═══ STORED ROWS
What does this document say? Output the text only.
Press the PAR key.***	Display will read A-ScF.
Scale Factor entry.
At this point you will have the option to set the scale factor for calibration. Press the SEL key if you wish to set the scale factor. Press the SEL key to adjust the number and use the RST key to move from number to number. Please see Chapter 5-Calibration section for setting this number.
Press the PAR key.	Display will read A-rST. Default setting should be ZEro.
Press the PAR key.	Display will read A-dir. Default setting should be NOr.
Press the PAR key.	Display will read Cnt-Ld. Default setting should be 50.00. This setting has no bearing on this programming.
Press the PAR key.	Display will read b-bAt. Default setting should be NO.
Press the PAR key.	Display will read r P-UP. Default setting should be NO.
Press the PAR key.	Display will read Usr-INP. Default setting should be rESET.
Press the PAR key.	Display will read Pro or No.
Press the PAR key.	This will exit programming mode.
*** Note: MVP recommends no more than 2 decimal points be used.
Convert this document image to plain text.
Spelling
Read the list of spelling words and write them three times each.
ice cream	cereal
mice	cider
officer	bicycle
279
══════
Set all of the records down again, exactly as they stand.

What does this document say? Output the text only.
Press the PAR key.***	Display will read A-ScF.
Scale Factor entry.
At this point you will have the option to set the scale factor for calibration. Press the SEL key if you wish to set the scale factor. Press the SEL key to adjust the number and use the RST key to move from number to number. Please see Chapter 5-Calibration section for setting this number.
Press the PAR key.	Display will read A-rST. Default setting should be ZEro.
Press the PAR key.	Display will read A-dir. Default setting should be NOr.
Press the PAR key.	Display will read Cnt-Ld. Default setting should be 50.00. This setting has no bearing on this programming.
Press the PAR key.	Display will read b-bAt. Default setting should be NO.
Press the PAR key.	Display will read r P-UP. Default setting should be NO.
Press the PAR key.	Display will read Usr-INP. Default setting should be rESET.
Press the PAR key.	Display will read Pro or No.
Press the PAR key.	This will exit programming mode.
*** Note: MVP recommends no more than 2 decimal points be used.
Convert this document image to plain text.
Spelling
Read the list of spelling words and write them three times each.
ice cream	cereal
mice	cider
officer	bicycle
279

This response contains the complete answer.